-- start of STORED ROWS --

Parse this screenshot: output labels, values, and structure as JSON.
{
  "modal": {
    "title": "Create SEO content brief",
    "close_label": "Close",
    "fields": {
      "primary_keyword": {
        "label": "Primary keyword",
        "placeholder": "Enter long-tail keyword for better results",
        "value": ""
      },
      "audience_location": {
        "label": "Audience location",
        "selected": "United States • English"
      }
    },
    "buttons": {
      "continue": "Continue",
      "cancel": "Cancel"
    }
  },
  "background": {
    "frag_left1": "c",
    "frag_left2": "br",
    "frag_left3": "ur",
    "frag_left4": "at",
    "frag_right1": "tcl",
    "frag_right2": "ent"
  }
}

-- end of STORED ROWS --

• **PROBLEM DESCRIPTION**: Send back all of the entries exactly, with nothing missing.

• **SOLUTION FOR THIS EXERCISE**:
Parse this screenshot: output labels, values, and structure as JSON.
{
  "modal": {
    "title": "Create SEO content brief",
    "close_label": "Close",
    "fields": {
      "primary_keyword": {
        "label": "Primary keyword",
        "placeholder": "Enter long-tail keyword for better results",
        "value": ""
      },
      "audience_location": {
        "label": "Audience location",
        "selected": "United States • English"
      }
    },
    "buttons": {
      "continue": "Continue",
      "cancel": "Cancel"
    }
  },
  "background": {
    "frag_left1": "c",
    "frag_left2": "br",
    "frag_left3": "ur",
    "frag_left4": "at",
    "frag_right1": "tcl",
    "frag_right2": "ent"
  }
}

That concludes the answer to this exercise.